**DATA FOR PROCESSING**:
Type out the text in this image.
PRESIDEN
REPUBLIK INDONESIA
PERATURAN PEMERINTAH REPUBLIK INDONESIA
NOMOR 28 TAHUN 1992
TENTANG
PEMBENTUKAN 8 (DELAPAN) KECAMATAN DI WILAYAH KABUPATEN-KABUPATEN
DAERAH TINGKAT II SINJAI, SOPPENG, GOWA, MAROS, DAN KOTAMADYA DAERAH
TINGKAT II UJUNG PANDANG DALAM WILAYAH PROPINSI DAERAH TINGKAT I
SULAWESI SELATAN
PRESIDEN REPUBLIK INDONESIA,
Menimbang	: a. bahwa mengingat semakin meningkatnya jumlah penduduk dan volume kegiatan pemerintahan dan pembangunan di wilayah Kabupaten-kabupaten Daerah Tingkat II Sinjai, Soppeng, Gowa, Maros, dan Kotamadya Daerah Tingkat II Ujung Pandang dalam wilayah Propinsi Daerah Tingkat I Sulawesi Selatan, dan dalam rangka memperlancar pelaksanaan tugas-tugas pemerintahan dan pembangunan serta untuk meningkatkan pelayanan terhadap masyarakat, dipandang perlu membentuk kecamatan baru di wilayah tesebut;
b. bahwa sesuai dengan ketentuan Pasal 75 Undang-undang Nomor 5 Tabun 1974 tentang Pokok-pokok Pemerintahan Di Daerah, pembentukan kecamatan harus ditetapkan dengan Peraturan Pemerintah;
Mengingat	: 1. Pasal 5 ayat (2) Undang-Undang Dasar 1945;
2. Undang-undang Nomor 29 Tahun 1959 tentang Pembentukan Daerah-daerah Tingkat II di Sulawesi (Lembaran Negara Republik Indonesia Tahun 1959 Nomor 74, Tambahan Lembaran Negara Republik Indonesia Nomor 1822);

**PROBLEM REQUIREMENTS**:
Every record above needs to be repeated word for word.

**THE RESULT**:
Type out the text in this image.
PRESIDEN
REPUBLIK INDONESIA
PERATURAN PEMERINTAH REPUBLIK INDONESIA
NOMOR 28 TAHUN 1992
TENTANG
PEMBENTUKAN 8 (DELAPAN) KECAMATAN DI WILAYAH KABUPATEN-KABUPATEN
DAERAH TINGKAT II SINJAI, SOPPENG, GOWA, MAROS, DAN KOTAMADYA DAERAH
TINGKAT II UJUNG PANDANG DALAM WILAYAH PROPINSI DAERAH TINGKAT I
SULAWESI SELATAN
PRESIDEN REPUBLIK INDONESIA,
Menimbang	: a. bahwa mengingat semakin meningkatnya jumlah penduduk dan volume kegiatan pemerintahan dan pembangunan di wilayah Kabupaten-kabupaten Daerah Tingkat II Sinjai, Soppeng, Gowa, Maros, dan Kotamadya Daerah Tingkat II Ujung Pandang dalam wilayah Propinsi Daerah Tingkat I Sulawesi Selatan, dan dalam rangka memperlancar pelaksanaan tugas-tugas pemerintahan dan pembangunan serta untuk meningkatkan pelayanan terhadap masyarakat, dipandang perlu membentuk kecamatan baru di wilayah tesebut;
b. bahwa sesuai dengan ketentuan Pasal 75 Undang-undang Nomor 5 Tabun 1974 tentang Pokok-pokok Pemerintahan Di Daerah, pembentukan kecamatan harus ditetapkan dengan Peraturan Pemerintah;
Mengingat	: 1. Pasal 5 ayat (2) Undang-Undang Dasar 1945;
2. Undang-undang Nomor 29 Tahun 1959 tentang Pembentukan Daerah-daerah Tingkat II di Sulawesi (Lembaran Negara Republik Indonesia Tahun 1959 Nomor 74, Tambahan Lembaran Negara Republik Indonesia Nomor 1822);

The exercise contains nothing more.